Set exercise A
Repeat, line for line, everything in the entries from their very first line down to the line containing "svg-text:09.03: 09.03: [645, 684, 675, 698]", with both of those lines included.

Blessed Virgin Mary: October 2005 Archives

Long time readers of this blog know that I have a real problem with the Rosary. I view praying it as a penance rather than a grace, and I have to drag myself through the prayers most times.

The antiphon above is in honor of Our Lady of the Rosary, and I thought I'd spend a couple of minutes writing about Our Lady of the Rosary and what she has done for me.

While I may not be of the right personality or demeanor to truly appreciate the beauty and wonder of the Rosary, I do have a solid appreciation for the power of its prayers. When I am stressed beyond my own ability to cope, frightened, anxious, worried, fearful, carried beyond the emotions that have a name into a realm I would rather not visit, my solid anchor is the Rosary. At that point the prayers become a sound of comfort and a promise of home. When things are going well, when I am coping reasonably well with life around me, when everything is looking up--the Rosary is a penance, a seemingly endlessly break in the day that cannot be prayed fast enough, and yet whose stately rhythms admit of only one possible pace.

Set exercise B
Answer these questions about the Rosary post:
(i) Does the writer view praying the Rosary as a penance or as a grace?
(ii) In whose honor is the antiphon mentioned in the post?
(iii) What does the writer call the Rosary when stressed beyond their own ability to cope?

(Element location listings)

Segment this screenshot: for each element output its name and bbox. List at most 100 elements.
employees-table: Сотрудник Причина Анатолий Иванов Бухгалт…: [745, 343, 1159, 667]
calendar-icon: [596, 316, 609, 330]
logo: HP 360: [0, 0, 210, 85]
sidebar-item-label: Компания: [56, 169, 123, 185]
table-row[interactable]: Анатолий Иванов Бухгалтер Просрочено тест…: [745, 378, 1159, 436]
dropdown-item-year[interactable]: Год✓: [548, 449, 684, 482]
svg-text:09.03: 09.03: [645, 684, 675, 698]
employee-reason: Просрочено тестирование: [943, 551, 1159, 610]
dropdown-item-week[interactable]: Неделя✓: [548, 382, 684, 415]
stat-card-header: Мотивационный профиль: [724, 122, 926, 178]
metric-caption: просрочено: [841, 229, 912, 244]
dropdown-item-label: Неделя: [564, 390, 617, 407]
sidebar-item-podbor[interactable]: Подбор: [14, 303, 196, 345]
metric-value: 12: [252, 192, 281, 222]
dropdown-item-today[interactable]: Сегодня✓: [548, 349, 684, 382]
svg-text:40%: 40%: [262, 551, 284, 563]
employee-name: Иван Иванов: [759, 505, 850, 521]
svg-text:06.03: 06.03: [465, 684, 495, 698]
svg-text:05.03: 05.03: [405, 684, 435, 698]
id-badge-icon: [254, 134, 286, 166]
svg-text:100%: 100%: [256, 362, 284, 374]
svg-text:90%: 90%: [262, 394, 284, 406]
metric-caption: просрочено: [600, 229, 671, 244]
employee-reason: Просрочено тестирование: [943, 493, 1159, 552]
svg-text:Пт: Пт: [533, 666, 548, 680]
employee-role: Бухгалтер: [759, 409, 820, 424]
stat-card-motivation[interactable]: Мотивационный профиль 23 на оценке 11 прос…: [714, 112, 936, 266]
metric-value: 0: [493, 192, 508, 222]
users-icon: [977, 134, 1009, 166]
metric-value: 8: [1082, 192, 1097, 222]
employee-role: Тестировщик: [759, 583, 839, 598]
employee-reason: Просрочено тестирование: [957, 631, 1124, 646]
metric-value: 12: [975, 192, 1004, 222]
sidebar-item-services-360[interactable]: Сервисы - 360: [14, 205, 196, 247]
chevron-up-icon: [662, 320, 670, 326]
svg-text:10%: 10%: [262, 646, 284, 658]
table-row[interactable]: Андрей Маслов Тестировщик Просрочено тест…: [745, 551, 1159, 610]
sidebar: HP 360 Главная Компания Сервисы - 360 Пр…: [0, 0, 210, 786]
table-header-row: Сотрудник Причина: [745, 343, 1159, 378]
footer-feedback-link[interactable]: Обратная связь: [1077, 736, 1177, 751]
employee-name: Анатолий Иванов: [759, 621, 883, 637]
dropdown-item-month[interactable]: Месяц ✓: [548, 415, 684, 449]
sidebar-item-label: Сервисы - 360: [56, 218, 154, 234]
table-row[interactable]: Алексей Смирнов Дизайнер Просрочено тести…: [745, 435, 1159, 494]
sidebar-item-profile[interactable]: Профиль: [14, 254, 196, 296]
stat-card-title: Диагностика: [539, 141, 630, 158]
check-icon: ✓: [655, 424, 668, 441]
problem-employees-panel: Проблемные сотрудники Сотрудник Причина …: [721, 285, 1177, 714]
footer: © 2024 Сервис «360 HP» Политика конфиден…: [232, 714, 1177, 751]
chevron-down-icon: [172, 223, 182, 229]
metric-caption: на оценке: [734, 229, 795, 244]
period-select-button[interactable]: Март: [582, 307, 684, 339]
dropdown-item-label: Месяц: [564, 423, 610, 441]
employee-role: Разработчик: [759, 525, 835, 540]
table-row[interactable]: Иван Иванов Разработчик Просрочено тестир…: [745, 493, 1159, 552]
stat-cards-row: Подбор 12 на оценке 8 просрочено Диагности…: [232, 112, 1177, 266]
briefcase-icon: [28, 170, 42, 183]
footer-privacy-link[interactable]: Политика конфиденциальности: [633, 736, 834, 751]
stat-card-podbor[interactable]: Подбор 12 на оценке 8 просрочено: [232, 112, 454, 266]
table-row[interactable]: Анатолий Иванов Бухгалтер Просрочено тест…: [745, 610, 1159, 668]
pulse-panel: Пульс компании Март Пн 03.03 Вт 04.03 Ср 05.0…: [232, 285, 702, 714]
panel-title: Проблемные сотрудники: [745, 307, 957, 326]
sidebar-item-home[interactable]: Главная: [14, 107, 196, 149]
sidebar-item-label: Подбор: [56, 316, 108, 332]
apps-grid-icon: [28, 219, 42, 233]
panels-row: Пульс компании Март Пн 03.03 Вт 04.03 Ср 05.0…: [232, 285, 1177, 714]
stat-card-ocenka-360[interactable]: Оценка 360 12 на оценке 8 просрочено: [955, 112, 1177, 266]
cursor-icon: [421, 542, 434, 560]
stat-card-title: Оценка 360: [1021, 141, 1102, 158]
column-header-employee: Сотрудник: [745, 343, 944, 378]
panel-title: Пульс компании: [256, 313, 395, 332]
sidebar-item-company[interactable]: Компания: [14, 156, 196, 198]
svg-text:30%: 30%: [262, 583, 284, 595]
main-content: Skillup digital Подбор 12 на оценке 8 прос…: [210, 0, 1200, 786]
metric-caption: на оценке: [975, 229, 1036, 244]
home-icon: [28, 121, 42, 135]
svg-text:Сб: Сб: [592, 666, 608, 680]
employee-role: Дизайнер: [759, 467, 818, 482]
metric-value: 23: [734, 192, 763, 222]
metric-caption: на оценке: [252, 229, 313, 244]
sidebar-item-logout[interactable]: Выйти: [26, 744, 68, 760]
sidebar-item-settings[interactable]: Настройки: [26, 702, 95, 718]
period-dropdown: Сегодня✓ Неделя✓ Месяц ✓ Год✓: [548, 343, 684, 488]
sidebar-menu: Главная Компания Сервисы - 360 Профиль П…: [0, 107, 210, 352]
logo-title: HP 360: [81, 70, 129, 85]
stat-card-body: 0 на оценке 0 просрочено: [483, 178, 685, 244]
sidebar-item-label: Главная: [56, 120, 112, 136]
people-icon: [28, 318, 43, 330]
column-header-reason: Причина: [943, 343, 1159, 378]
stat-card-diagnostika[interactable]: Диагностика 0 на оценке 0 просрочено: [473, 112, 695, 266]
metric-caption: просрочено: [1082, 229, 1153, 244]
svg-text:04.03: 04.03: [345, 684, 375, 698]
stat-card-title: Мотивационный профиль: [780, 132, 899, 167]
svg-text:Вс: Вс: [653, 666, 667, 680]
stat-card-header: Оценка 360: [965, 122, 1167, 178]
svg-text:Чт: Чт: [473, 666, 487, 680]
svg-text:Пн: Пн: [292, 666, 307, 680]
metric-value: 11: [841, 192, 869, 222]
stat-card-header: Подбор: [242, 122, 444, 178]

Right answer A
Segment this screenshot: for each element output its name and bbox. List at most 100 elements.
employees-table: Сотрудник Причина Анатолий Иванов Бухгалт…: [745, 343, 1159, 667]
calendar-icon: [596, 316, 609, 330]
logo: HP 360: [0, 0, 210, 85]
sidebar-item-label: Компания: [56, 169, 123, 185]
table-row[interactable]: Анатолий Иванов Бухгалтер Просрочено тест…: [745, 378, 1159, 436]
dropdown-item-year[interactable]: Год✓: [548, 449, 684, 482]
svg-text:09.03: 09.03: [645, 684, 675, 698]

Right answer B
(i) As a penance rather than a grace.
(ii) Our Lady of the Rosary.
(iii) Their solid anchor.